EXTRACTED ENTRIES:
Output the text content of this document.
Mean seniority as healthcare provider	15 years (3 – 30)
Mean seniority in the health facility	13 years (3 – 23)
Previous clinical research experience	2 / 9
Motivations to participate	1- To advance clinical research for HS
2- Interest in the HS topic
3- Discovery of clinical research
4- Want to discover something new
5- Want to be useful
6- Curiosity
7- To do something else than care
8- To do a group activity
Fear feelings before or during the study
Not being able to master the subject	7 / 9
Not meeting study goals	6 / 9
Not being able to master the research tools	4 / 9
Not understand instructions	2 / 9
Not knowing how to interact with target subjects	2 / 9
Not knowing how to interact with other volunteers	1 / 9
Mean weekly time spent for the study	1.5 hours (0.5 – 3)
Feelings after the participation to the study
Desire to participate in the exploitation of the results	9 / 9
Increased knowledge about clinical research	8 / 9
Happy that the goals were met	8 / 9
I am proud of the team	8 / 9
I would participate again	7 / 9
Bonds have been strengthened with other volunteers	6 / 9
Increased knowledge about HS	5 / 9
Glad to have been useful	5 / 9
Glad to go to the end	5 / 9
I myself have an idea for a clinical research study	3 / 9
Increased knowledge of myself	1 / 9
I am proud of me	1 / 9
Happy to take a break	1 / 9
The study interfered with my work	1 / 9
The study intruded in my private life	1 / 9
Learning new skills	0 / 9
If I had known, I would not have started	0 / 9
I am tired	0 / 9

THE TASK: Find how many lines hold the string "participate", and state that number alone.

EXPECTED ANSWER: 3